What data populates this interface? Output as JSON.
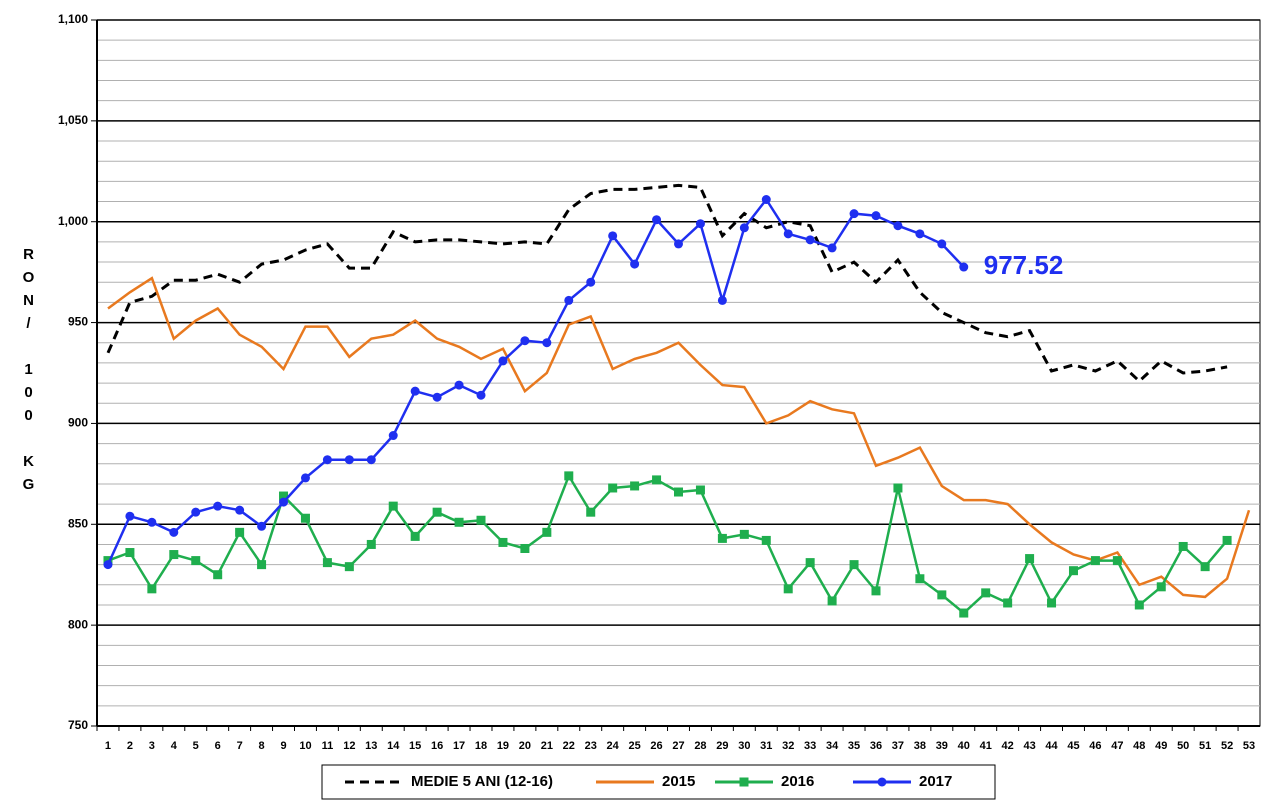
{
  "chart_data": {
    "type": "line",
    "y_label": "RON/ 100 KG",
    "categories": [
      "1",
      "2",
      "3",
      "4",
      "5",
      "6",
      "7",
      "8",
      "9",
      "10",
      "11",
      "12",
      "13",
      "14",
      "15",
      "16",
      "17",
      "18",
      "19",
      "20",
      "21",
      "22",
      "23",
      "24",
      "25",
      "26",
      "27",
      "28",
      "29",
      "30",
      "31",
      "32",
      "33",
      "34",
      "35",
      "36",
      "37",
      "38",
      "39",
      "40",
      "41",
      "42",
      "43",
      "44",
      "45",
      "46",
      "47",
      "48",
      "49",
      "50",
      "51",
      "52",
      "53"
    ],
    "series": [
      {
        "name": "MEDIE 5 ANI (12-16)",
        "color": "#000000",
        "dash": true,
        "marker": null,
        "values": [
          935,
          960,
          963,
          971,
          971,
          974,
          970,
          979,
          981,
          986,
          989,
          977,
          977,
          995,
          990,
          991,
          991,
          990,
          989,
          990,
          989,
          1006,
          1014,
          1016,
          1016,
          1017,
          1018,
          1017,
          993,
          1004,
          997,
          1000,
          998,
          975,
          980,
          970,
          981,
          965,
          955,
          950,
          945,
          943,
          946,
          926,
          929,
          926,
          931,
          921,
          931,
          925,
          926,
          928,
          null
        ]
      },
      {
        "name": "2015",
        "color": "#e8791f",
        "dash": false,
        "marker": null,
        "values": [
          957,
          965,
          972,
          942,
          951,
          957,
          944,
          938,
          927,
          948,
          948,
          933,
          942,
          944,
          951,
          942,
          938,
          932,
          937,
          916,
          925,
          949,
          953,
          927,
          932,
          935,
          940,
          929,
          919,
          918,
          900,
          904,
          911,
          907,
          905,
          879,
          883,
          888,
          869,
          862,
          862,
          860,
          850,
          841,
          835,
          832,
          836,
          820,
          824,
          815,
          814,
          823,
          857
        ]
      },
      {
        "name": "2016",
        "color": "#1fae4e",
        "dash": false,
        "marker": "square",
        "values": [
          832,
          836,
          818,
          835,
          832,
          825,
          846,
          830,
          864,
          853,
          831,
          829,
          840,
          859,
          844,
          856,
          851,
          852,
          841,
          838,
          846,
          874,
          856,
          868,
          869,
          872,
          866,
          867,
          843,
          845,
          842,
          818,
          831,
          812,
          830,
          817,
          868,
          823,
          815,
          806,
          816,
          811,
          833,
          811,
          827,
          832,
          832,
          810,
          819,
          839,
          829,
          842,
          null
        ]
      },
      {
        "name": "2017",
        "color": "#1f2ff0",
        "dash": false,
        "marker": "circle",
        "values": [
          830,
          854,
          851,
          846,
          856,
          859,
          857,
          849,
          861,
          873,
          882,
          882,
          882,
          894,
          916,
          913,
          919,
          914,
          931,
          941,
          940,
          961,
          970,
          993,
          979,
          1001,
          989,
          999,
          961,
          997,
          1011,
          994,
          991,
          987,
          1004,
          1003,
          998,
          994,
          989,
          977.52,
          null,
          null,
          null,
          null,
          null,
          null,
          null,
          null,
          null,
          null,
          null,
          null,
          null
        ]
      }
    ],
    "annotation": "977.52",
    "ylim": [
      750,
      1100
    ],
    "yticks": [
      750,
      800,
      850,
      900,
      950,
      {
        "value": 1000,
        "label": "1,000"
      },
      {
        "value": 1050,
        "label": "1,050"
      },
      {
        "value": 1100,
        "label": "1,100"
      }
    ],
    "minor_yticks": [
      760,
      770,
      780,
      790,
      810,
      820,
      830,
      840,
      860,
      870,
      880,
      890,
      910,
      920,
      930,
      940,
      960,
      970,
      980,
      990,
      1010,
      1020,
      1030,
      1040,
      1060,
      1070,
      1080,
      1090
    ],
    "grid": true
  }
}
- - -
_Written problem_:
Omit each picture, then return all of the listing exactly as it stands.

_Response for this exercise_:
What data populates this interface? Output as JSON.
{
  "chart_data": {
    "type": "line",
    "y_label": "RON/ 100 KG",
    "categories": [
      "1",
      "2",
      "3",
      "4",
      "5",
      "6",
      "7",
      "8",
      "9",
      "10",
      "11",
      "12",
      "13",
      "14",
      "15",
      "16",
      "17",
      "18",
      "19",
      "20",
      "21",
      "22",
      "23",
      "24",
      "25",
      "26",
      "27",
      "28",
      "29",
      "30",
      "31",
      "32",
      "33",
      "34",
      "35",
      "36",
      "37",
      "38",
      "39",
      "40",
      "41",
      "42",
      "43",
      "44",
      "45",
      "46",
      "47",
      "48",
      "49",
      "50",
      "51",
      "52",
      "53"
    ],
    "series": [
      {
        "name": "MEDIE 5 ANI (12-16)",
        "color": "#000000",
        "dash": true,
        "marker": null,
        "values": [
          935,
          960,
          963,
          971,
          971,
          974,
          970,
          979,
          981,
          986,
          989,
          977,
          977,
          995,
          990,
          991,
          991,
          990,
          989,
          990,
          989,
          1006,
          1014,
          1016,
          1016,
          1017,
          1018,
          1017,
          993,
          1004,
          997,
          1000,
          998,
          975,
          980,
          970,
          981,
          965,
          955,
          950,
          945,
          943,
          946,
          926,
          929,
          926,
          931,
          921,
          931,
          925,
          926,
          928,
          null
        ]
      },
      {
        "name": "2015",
        "color": "#e8791f",
        "dash": false,
        "marker": null,
        "values": [
          957,
          965,
          972,
          942,
          951,
          957,
          944,
          938,
          927,
          948,
          948,
          933,
          942,
          944,
          951,
          942,
          938,
          932,
          937,
          916,
          925,
          949,
          953,
          927,
          932,
          935,
          940,
          929,
          919,
          918,
          900,
          904,
          911,
          907,
          905,
          879,
          883,
          888,
          869,
          862,
          862,
          860,
          850,
          841,
          835,
          832,
          836,
          820,
          824,
          815,
          814,
          823,
          857
        ]
      },
      {
        "name": "2016",
        "color": "#1fae4e",
        "dash": false,
        "marker": "square",
        "values": [
          832,
          836,
          818,
          835,
          832,
          825,
          846,
          830,
          864,
          853,
          831,
          829,
          840,
          859,
          844,
          856,
          851,
          852,
          841,
          838,
          846,
          874,
          856,
          868,
          869,
          872,
          866,
          867,
          843,
          845,
          842,
          818,
          831,
          812,
          830,
          817,
          868,
          823,
          815,
          806,
          816,
          811,
          833,
          811,
          827,
          832,
          832,
          810,
          819,
          839,
          829,
          842,
          null
        ]
      },
      {
        "name": "2017",
        "color": "#1f2ff0",
        "dash": false,
        "marker": "circle",
        "values": [
          830,
          854,
          851,
          846,
          856,
          859,
          857,
          849,
          861,
          873,
          882,
          882,
          882,
          894,
          916,
          913,
          919,
          914,
          931,
          941,
          940,
          961,
          970,
          993,
          979,
          1001,
          989,
          999,
          961,
          997,
          1011,
          994,
          991,
          987,
          1004,
          1003,
          998,
          994,
          989,
          977.52,
          null,
          null,
          null,
          null,
          null,
          null,
          null,
          null,
          null,
          null,
          null,
          null,
          null
        ]
      }
    ],
    "annotation": "977.52",
    "ylim": [
      750,
      1100
    ],
    "yticks": [
      750,
      800,
      850,
      900,
      950,
      {
        "value": 1000,
        "label": "1,000"
      },
      {
        "value": 1050,
        "label": "1,050"
      },
      {
        "value": 1100,
        "label": "1,100"
      }
    ],
    "minor_yticks": [
      760,
      770,
      780,
      790,
      810,
      820,
      830,
      840,
      860,
      870,
      880,
      890,
      910,
      920,
      930,
      940,
      960,
      970,
      980,
      990,
      1010,
      1020,
      1030,
      1040,
      1060,
      1070,
      1080,
      1090
    ],
    "grid": true
  }
}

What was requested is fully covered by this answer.